§ **Problem to solve**: Make an exact copy of the records, with the images left out.
start Provided records
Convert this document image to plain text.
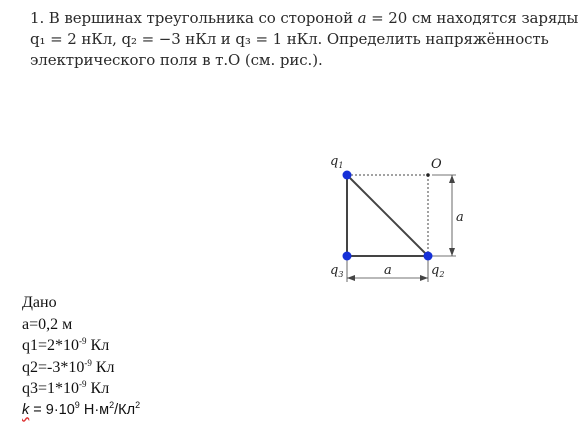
1. В вершинах треугольника со стороной a = 20 см находятся заряды
q₁ = 2 нКл, q₂ = −3 нКл и q₃ = 1 нКл. Определить напряжённость
электрического поля в т.О (см. рис.).
$q_1$	O
a
$q_3$	$q_2$
a
Дано
a=0,2 м
$q1=2*10^{-9}$ Кл
$q2=-3*10^{-9}$ Кл
$q3=1*10^{-9}$ Кл
$k = 9\cdot 10^9$ $Н\cdot м^2/Кл^2$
end Provided records
§ **Exercise output**:
Convert this document image to plain text.
1. В вершинах треугольника со стороной a = 20 см находятся заряды
q₁ = 2 нКл, q₂ = −3 нКл и q₃ = 1 нКл. Определить напряжённость
электрического поля в т.О (см. рис.).
$q_1$	O
a
$q_3$	$q_2$
a
Дано
a=0,2 м
$q1=2*10^{-9}$ Кл
$q2=-3*10^{-9}$ Кл
$q3=1*10^{-9}$ Кл
$k = 9\cdot 10^9$ $Н\cdot м^2/Кл^2$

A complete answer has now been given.